**MATERIAL SHOWN:**
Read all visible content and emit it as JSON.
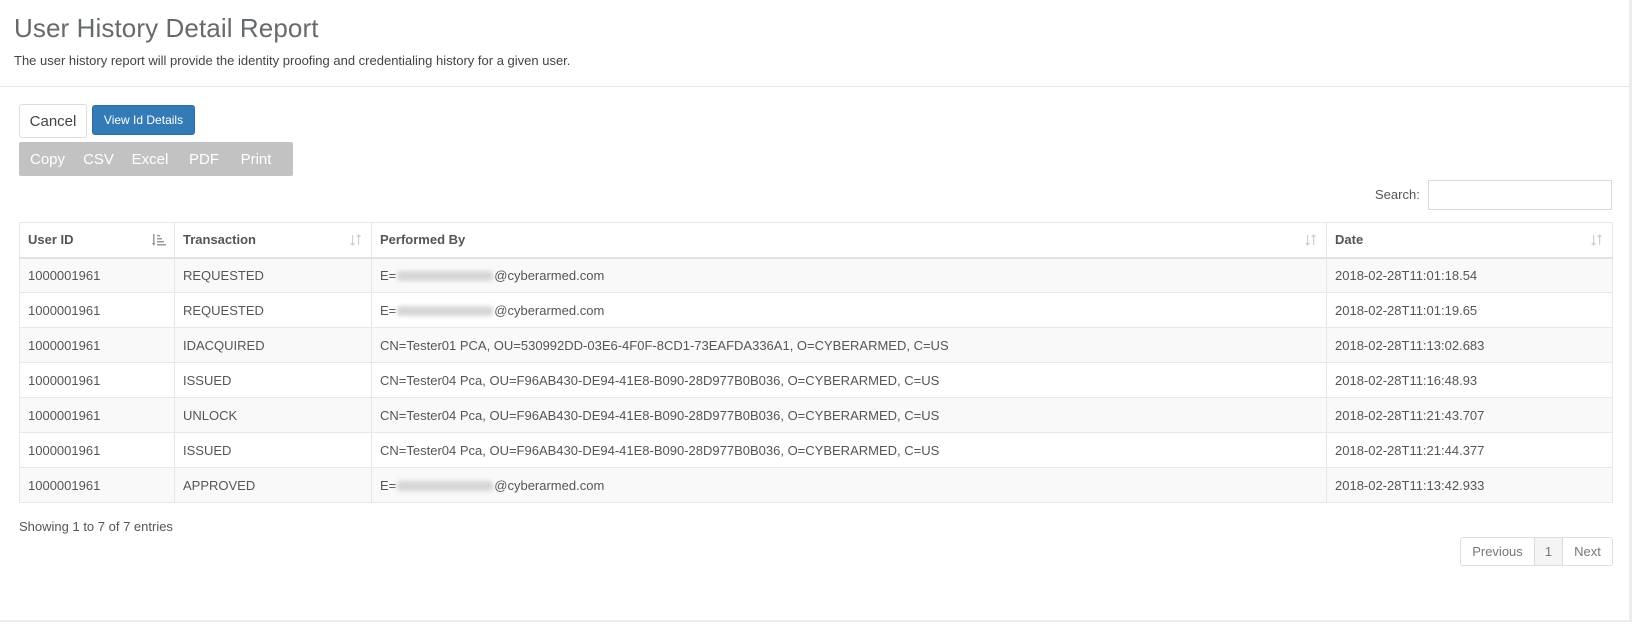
{
  "header": {
    "title": "User History Detail Report",
    "subtitle": "The user history report will provide the identity proofing and credentialing history for a given user."
  },
  "actions": {
    "cancel_label": "Cancel",
    "view_label": "View Id Details"
  },
  "export": {
    "buttons": [
      "Copy",
      "CSV",
      "Excel",
      "PDF",
      "Print"
    ]
  },
  "search": {
    "label": "Search:",
    "value": ""
  },
  "table": {
    "columns": [
      "User ID",
      "Transaction",
      "Performed By",
      "Date"
    ],
    "sorted_column": "User ID",
    "rows": [
      {
        "user_id": "1000001961",
        "transaction": "REQUESTED",
        "performed_by_prefix": "E=",
        "performed_by_suffix": "@cyberarmed.com",
        "performed_by_redacted": true,
        "date": "2018-02-28T11:01:18.54"
      },
      {
        "user_id": "1000001961",
        "transaction": "REQUESTED",
        "performed_by_prefix": "E=",
        "performed_by_suffix": "@cyberarmed.com",
        "performed_by_redacted": true,
        "date": "2018-02-28T11:01:19.65"
      },
      {
        "user_id": "1000001961",
        "transaction": "IDACQUIRED",
        "performed_by_prefix": "CN=Tester01 PCA, OU=530992DD-03E6-4F0F-8CD1-73EAFDA336A1, O=CYBERARMED, C=US",
        "performed_by_suffix": "",
        "performed_by_redacted": false,
        "date": "2018-02-28T11:13:02.683"
      },
      {
        "user_id": "1000001961",
        "transaction": "ISSUED",
        "performed_by_prefix": "CN=Tester04 Pca, OU=F96AB430-DE94-41E8-B090-28D977B0B036, O=CYBERARMED, C=US",
        "performed_by_suffix": "",
        "performed_by_redacted": false,
        "date": "2018-02-28T11:16:48.93"
      },
      {
        "user_id": "1000001961",
        "transaction": "UNLOCK",
        "performed_by_prefix": "CN=Tester04 Pca, OU=F96AB430-DE94-41E8-B090-28D977B0B036, O=CYBERARMED, C=US",
        "performed_by_suffix": "",
        "performed_by_redacted": false,
        "date": "2018-02-28T11:21:43.707"
      },
      {
        "user_id": "1000001961",
        "transaction": "ISSUED",
        "performed_by_prefix": "CN=Tester04 Pca, OU=F96AB430-DE94-41E8-B090-28D977B0B036, O=CYBERARMED, C=US",
        "performed_by_suffix": "",
        "performed_by_redacted": false,
        "date": "2018-02-28T11:21:44.377"
      },
      {
        "user_id": "1000001961",
        "transaction": "APPROVED",
        "performed_by_prefix": "E=",
        "performed_by_suffix": "@cyberarmed.com",
        "performed_by_redacted": true,
        "date": "2018-02-28T11:13:42.933"
      }
    ]
  },
  "footer": {
    "info": "Showing 1 to 7 of 7 entries",
    "pagination": {
      "previous_label": "Previous",
      "current_page": "1",
      "next_label": "Next"
    }
  },
  "colors": {
    "primary": "#337ab7",
    "export_bg": "#c2c2c2",
    "row_stripe": "#f9f9f9"
  },
  "icons": {
    "sort_active": "sort-amount-icon",
    "sort_inactive": "sort-both-icon"
  }
}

**WHAT IS NEEDED:** Quote each line of the listing exactly, but leave the pictures out.

**SOLVED EXERCISE:**
Read all visible content and emit it as JSON.
{
  "header": {
    "title": "User History Detail Report",
    "subtitle": "The user history report will provide the identity proofing and credentialing history for a given user."
  },
  "actions": {
    "cancel_label": "Cancel",
    "view_label": "View Id Details"
  },
  "export": {
    "buttons": [
      "Copy",
      "CSV",
      "Excel",
      "PDF",
      "Print"
    ]
  },
  "search": {
    "label": "Search:",
    "value": ""
  },
  "table": {
    "columns": [
      "User ID",
      "Transaction",
      "Performed By",
      "Date"
    ],
    "sorted_column": "User ID",
    "rows": [
      {
        "user_id": "1000001961",
        "transaction": "REQUESTED",
        "performed_by_prefix": "E=",
        "performed_by_suffix": "@cyberarmed.com",
        "performed_by_redacted": true,
        "date": "2018-02-28T11:01:18.54"
      },
      {
        "user_id": "1000001961",
        "transaction": "REQUESTED",
        "performed_by_prefix": "E=",
        "performed_by_suffix": "@cyberarmed.com",
        "performed_by_redacted": true,
        "date": "2018-02-28T11:01:19.65"
      },
      {
        "user_id": "1000001961",
        "transaction": "IDACQUIRED",
        "performed_by_prefix": "CN=Tester01 PCA, OU=530992DD-03E6-4F0F-8CD1-73EAFDA336A1, O=CYBERARMED, C=US",
        "performed_by_suffix": "",
        "performed_by_redacted": false,
        "date": "2018-02-28T11:13:02.683"
      },
      {
        "user_id": "1000001961",
        "transaction": "ISSUED",
        "performed_by_prefix": "CN=Tester04 Pca, OU=F96AB430-DE94-41E8-B090-28D977B0B036, O=CYBERARMED, C=US",
        "performed_by_suffix": "",
        "performed_by_redacted": false,
        "date": "2018-02-28T11:16:48.93"
      },
      {
        "user_id": "1000001961",
        "transaction": "UNLOCK",
        "performed_by_prefix": "CN=Tester04 Pca, OU=F96AB430-DE94-41E8-B090-28D977B0B036, O=CYBERARMED, C=US",
        "performed_by_suffix": "",
        "performed_by_redacted": false,
        "date": "2018-02-28T11:21:43.707"
      },
      {
        "user_id": "1000001961",
        "transaction": "ISSUED",
        "performed_by_prefix": "CN=Tester04 Pca, OU=F96AB430-DE94-41E8-B090-28D977B0B036, O=CYBERARMED, C=US",
        "performed_by_suffix": "",
        "performed_by_redacted": false,
        "date": "2018-02-28T11:21:44.377"
      },
      {
        "user_id": "1000001961",
        "transaction": "APPROVED",
        "performed_by_prefix": "E=",
        "performed_by_suffix": "@cyberarmed.com",
        "performed_by_redacted": true,
        "date": "2018-02-28T11:13:42.933"
      }
    ]
  },
  "footer": {
    "info": "Showing 1 to 7 of 7 entries",
    "pagination": {
      "previous_label": "Previous",
      "current_page": "1",
      "next_label": "Next"
    }
  },
  "colors": {
    "primary": "#337ab7",
    "export_bg": "#c2c2c2",
    "row_stripe": "#f9f9f9"
  },
  "icons": {
    "sort_active": "sort-amount-icon",
    "sort_inactive": "sort-both-icon"
  }
}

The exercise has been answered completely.